### Material to process ###

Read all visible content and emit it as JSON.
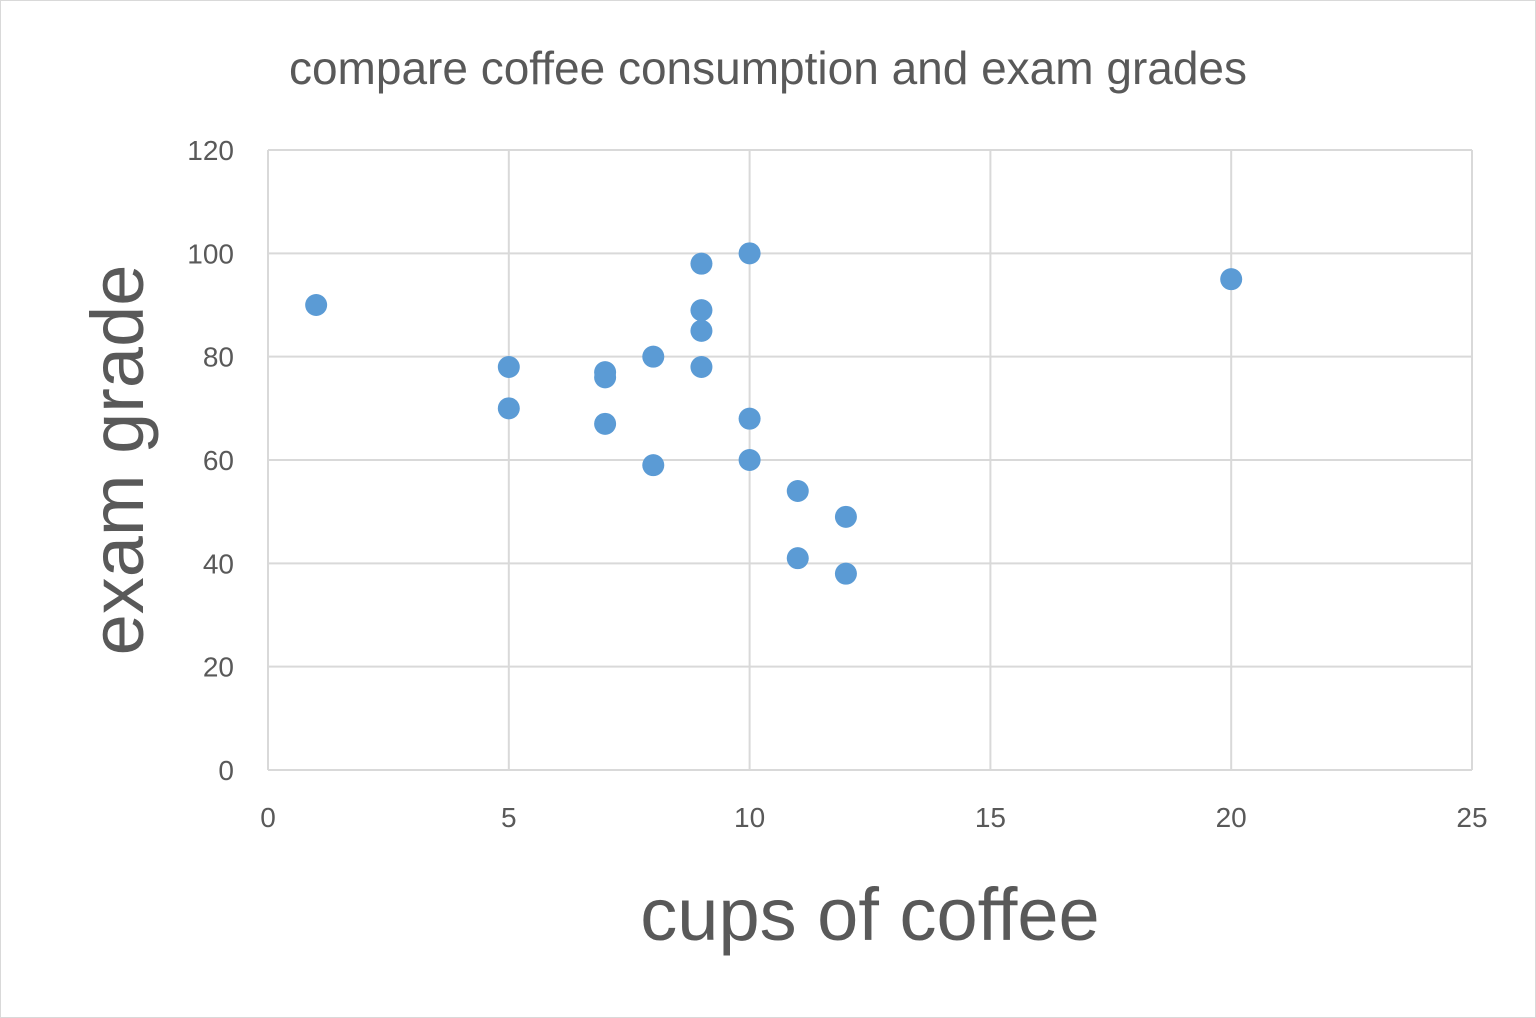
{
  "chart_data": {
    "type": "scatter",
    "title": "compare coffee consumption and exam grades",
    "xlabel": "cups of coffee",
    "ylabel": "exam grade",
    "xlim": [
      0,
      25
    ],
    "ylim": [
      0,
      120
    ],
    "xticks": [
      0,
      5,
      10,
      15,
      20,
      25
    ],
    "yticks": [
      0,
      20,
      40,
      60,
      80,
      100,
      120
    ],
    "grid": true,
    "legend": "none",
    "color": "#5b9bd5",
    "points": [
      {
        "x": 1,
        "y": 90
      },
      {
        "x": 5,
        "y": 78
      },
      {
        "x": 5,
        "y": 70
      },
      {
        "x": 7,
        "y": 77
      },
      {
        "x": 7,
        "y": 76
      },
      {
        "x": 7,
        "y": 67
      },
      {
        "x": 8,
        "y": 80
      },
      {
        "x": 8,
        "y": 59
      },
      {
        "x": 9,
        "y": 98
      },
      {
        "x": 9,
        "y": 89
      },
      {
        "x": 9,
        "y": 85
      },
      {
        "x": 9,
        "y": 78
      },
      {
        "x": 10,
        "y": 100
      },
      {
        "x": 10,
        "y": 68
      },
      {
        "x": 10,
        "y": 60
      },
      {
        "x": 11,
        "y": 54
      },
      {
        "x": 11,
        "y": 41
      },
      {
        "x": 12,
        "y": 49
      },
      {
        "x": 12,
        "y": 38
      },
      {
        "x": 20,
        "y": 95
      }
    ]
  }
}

###

Requirement → Report only how many lines in the listing contain the string "exam".

Task output → 2